## Exercise
Pull out every line of the listing below where "xlabel" appears.

## Information provided
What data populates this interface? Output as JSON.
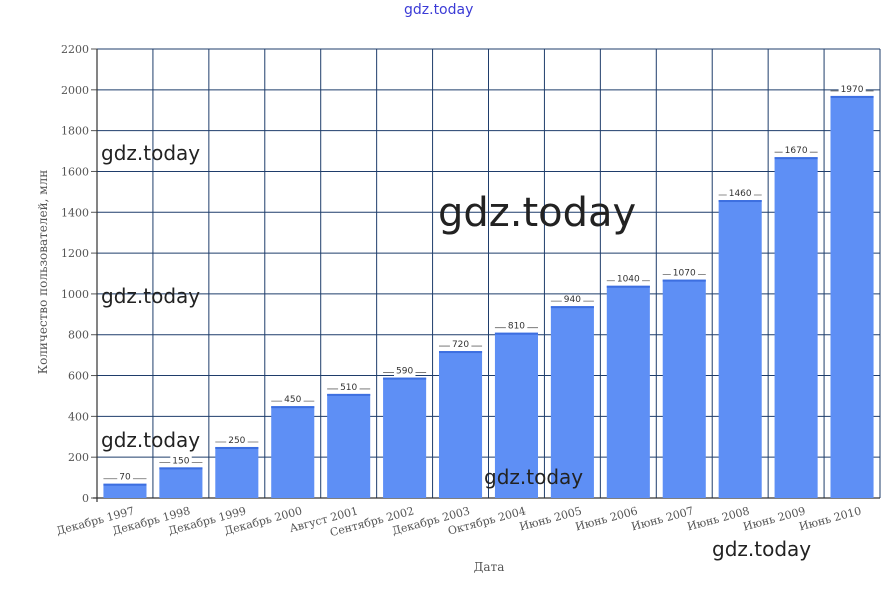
{
  "watermarks": {
    "top": "gdz.today",
    "left1": "gdz.today",
    "left2": "gdz.today",
    "left3": "gdz.today",
    "center": "gdz.today",
    "bottom_center": "gdz.today",
    "bottom_right": "gdz.today"
  },
  "colors": {
    "bar": "#5e8ff5",
    "bar_dark": "#3d6fe0",
    "grid": "#1f3d6b"
  },
  "chart_data": {
    "type": "bar",
    "title": "",
    "xlabel": "Дата",
    "ylabel": "Количество пользователей, млн",
    "ylim": [
      0,
      2200
    ],
    "yticks": [
      0,
      200,
      400,
      600,
      800,
      1000,
      1200,
      1400,
      1600,
      1800,
      2000,
      2200
    ],
    "grid": true,
    "categories": [
      "Декабрь 1997",
      "Декабрь 1998",
      "Декабрь 1999",
      "Декабрь 2000",
      "Август 2001",
      "Сентябрь 2002",
      "Декабрь 2003",
      "Октябрь 2004",
      "Июнь 2005",
      "Июнь 2006",
      "Июнь 2007",
      "Июнь 2008",
      "Июнь 2009",
      "Июнь 2010"
    ],
    "values": [
      70,
      150,
      250,
      450,
      510,
      590,
      720,
      810,
      940,
      1040,
      1070,
      1460,
      1670,
      1970
    ]
  }
}
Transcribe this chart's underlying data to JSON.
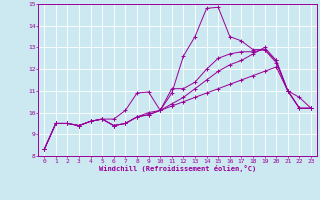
{
  "title": "",
  "xlabel": "Windchill (Refroidissement éolien,°C)",
  "bg_color": "#cce8f0",
  "grid_color": "#ffffff",
  "line_color": "#990099",
  "xlim": [
    -0.5,
    23.5
  ],
  "ylim": [
    8,
    15
  ],
  "xticks": [
    0,
    1,
    2,
    3,
    4,
    5,
    6,
    7,
    8,
    9,
    10,
    11,
    12,
    13,
    14,
    15,
    16,
    17,
    18,
    19,
    20,
    21,
    22,
    23
  ],
  "yticks": [
    8,
    9,
    10,
    11,
    12,
    13,
    14,
    15
  ],
  "series": [
    [
      8.3,
      9.5,
      9.5,
      9.4,
      9.6,
      9.7,
      9.4,
      9.5,
      9.8,
      10.0,
      10.1,
      10.9,
      12.6,
      13.5,
      14.8,
      14.85,
      13.5,
      13.3,
      12.9,
      12.9,
      12.4,
      11.0,
      10.7,
      10.2
    ],
    [
      8.3,
      9.5,
      9.5,
      9.4,
      9.6,
      9.7,
      9.7,
      10.1,
      10.9,
      10.95,
      10.1,
      11.1,
      11.1,
      11.4,
      12.0,
      12.5,
      12.7,
      12.8,
      12.8,
      12.9,
      12.3,
      11.0,
      10.2,
      10.2
    ],
    [
      8.3,
      9.5,
      9.5,
      9.4,
      9.6,
      9.7,
      9.4,
      9.5,
      9.8,
      9.9,
      10.1,
      10.4,
      10.7,
      11.1,
      11.5,
      11.9,
      12.2,
      12.4,
      12.7,
      13.0,
      12.4,
      11.0,
      10.2,
      10.2
    ],
    [
      8.3,
      9.5,
      9.5,
      9.4,
      9.6,
      9.7,
      9.4,
      9.5,
      9.8,
      9.9,
      10.1,
      10.3,
      10.5,
      10.7,
      10.9,
      11.1,
      11.3,
      11.5,
      11.7,
      11.9,
      12.1,
      11.0,
      10.2,
      10.2
    ]
  ]
}
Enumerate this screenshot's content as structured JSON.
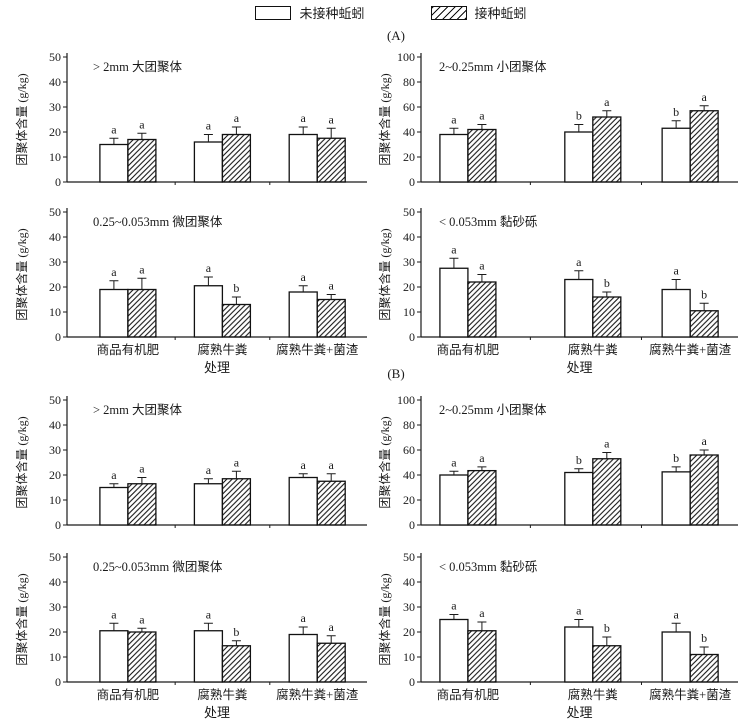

## Full response
    "xlabel": "Дата",
  "xlabel": "Windchill (Refroidissement éolien,°C)",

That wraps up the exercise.